§ Assigned task
The response should consist of the records that follow, repeated exactly.

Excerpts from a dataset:
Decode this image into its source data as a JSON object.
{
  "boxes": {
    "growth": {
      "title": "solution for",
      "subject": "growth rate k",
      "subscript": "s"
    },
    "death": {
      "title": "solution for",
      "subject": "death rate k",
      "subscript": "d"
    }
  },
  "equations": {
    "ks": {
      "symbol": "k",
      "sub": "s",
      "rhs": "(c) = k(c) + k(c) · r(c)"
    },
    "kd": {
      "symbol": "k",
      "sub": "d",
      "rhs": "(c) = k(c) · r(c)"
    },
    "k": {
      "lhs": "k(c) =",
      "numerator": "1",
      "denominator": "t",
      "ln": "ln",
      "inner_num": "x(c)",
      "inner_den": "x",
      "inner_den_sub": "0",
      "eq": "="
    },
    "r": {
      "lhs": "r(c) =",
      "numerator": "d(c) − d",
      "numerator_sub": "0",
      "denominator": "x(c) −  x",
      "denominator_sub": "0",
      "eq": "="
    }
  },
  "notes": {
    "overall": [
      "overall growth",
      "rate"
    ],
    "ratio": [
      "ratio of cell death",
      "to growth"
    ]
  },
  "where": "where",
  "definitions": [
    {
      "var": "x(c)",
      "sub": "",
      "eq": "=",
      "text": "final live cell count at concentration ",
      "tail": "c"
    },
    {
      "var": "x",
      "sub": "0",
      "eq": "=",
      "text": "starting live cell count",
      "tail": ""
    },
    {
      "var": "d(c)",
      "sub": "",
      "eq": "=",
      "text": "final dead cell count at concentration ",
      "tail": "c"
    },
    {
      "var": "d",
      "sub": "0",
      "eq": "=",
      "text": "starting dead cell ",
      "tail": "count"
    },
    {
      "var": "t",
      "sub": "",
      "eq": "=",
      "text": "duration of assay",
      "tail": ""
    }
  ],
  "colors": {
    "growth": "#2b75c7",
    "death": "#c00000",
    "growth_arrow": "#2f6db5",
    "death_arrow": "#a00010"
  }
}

§ Written response
Decode this image into its source data as a JSON object.
{
  "boxes": {
    "growth": {
      "title": "solution for",
      "subject": "growth rate k",
      "subscript": "s"
    },
    "death": {
      "title": "solution for",
      "subject": "death rate k",
      "subscript": "d"
    }
  },
  "equations": {
    "ks": {
      "symbol": "k",
      "sub": "s",
      "rhs": "(c) = k(c) + k(c) · r(c)"
    },
    "kd": {
      "symbol": "k",
      "sub": "d",
      "rhs": "(c) = k(c) · r(c)"
    },
    "k": {
      "lhs": "k(c) =",
      "numerator": "1",
      "denominator": "t",
      "ln": "ln",
      "inner_num": "x(c)",
      "inner_den": "x",
      "inner_den_sub": "0",
      "eq": "="
    },
    "r": {
      "lhs": "r(c) =",
      "numerator": "d(c) − d",
      "numerator_sub": "0",
      "denominator": "x(c) −  x",
      "denominator_sub": "0",
      "eq": "="
    }
  },
  "notes": {
    "overall": [
      "overall growth",
      "rate"
    ],
    "ratio": [
      "ratio of cell death",
      "to growth"
    ]
  },
  "where": "where",
  "definitions": [
    {
      "var": "x(c)",
      "sub": "",
      "eq": "=",
      "text": "final live cell count at concentration ",
      "tail": "c"
    },
    {
      "var": "x",
      "sub": "0",
      "eq": "=",
      "text": "starting live cell count",
      "tail": ""
    },
    {
      "var": "d(c)",
      "sub": "",
      "eq": "=",
      "text": "final dead cell count at concentration ",
      "tail": "c"
    },
    {
      "var": "d",
      "sub": "0",
      "eq": "=",
      "text": "starting dead cell ",
      "tail": "count"
    },
    {
      "var": "t",
      "sub": "",
      "eq": "=",
      "text": "duration of assay",
      "tail": ""
    }
  ],
  "colors": {
    "growth": "#2b75c7",
    "death": "#c00000",
    "growth_arrow": "#2f6db5",
    "death_arrow": "#a00010"
  }
}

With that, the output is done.